* Directive
Exclude the pictures and reproduce the remaining data exactly as written.

* Source data
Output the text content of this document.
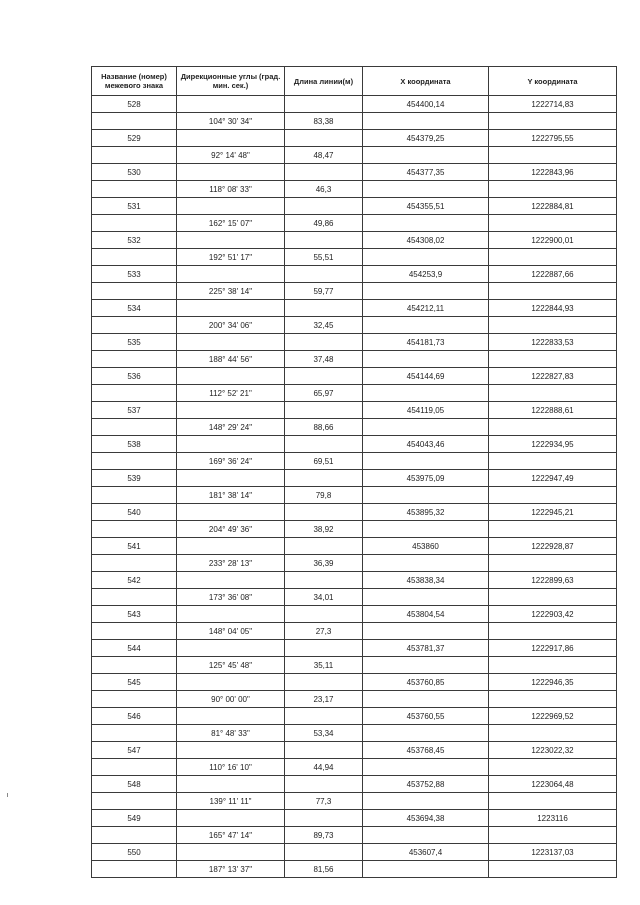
Название (номер) межевого знака	Дирекционные углы (град. мин. сек.)	Длина линии(м)	X координата	Y координата
528			454400,14	1222714,83
	104° 30' 34"	83,38		
529			454379,25	1222795,55
	92° 14' 48"	48,47		
530			454377,35	1222843,96
	118° 08' 33"	46,3		
531			454355,51	1222884,81
	162° 15' 07"	49,86		
532			454308,02	1222900,01
	192° 51' 17"	55,51		
533			454253,9	1222887,66
	225° 38' 14"	59,77		
534			454212,11	1222844,93
	200° 34' 06"	32,45		
535			454181,73	1222833,53
	188° 44' 56"	37,48		
536			454144,69	1222827,83
	112° 52' 21"	65,97		
537			454119,05	1222888,61
	148° 29' 24"	88,66		
538			454043,46	1222934,95
	169° 36' 24"	69,51		
539			453975,09	1222947,49
	181° 38' 14"	79,8		
540			453895,32	1222945,21
	204° 49' 36"	38,92		
541			453860	1222928,87
	233° 28' 13"	36,39		
542			453838,34	1222899,63
	173° 36' 08"	34,01		
543			453804,54	1222903,42
	148° 04' 05"	27,3		
544			453781,37	1222917,86
	125° 45' 48"	35,11		
545			453760,85	1222946,35
	90° 00' 00"	23,17		
546			453760,55	1222969,52
	81° 48' 33"	53,34		
547			453768,45	1223022,32
	110° 16' 10"	44,94		
548			453752,88	1223064,48
	139° 11' 11"	77,3		
549			453694,38	1223116
	165° 47' 14"	89,73		
550			453607,4	1223137,03
	187° 13' 37"	81,56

* Exercise output
Output the text content of this document.
Название (номер) межевого знака	Дирекционные углы (град. мин. сек.)	Длина линии(м)	X координата	Y координата
528			454400,14	1222714,83
	104° 30' 34"	83,38		
529			454379,25	1222795,55
	92° 14' 48"	48,47		
530			454377,35	1222843,96
	118° 08' 33"	46,3		
531			454355,51	1222884,81
	162° 15' 07"	49,86		
532			454308,02	1222900,01
	192° 51' 17"	55,51		
533			454253,9	1222887,66
	225° 38' 14"	59,77		
534			454212,11	1222844,93
	200° 34' 06"	32,45		
535			454181,73	1222833,53
	188° 44' 56"	37,48		
536			454144,69	1222827,83
	112° 52' 21"	65,97		
537			454119,05	1222888,61
	148° 29' 24"	88,66		
538			454043,46	1222934,95
	169° 36' 24"	69,51		
539			453975,09	1222947,49
	181° 38' 14"	79,8		
540			453895,32	1222945,21
	204° 49' 36"	38,92		
541			453860	1222928,87
	233° 28' 13"	36,39		
542			453838,34	1222899,63
	173° 36' 08"	34,01		
543			453804,54	1222903,42
	148° 04' 05"	27,3		
544			453781,37	1222917,86
	125° 45' 48"	35,11		
545			453760,85	1222946,35
	90° 00' 00"	23,17		
546			453760,55	1222969,52
	81° 48' 33"	53,34		
547			453768,45	1223022,32
	110° 16' 10"	44,94		
548			453752,88	1223064,48
	139° 11' 11"	77,3		
549			453694,38	1223116
	165° 47' 14"	89,73		
550			453607,4	1223137,03
	187° 13' 37"	81,56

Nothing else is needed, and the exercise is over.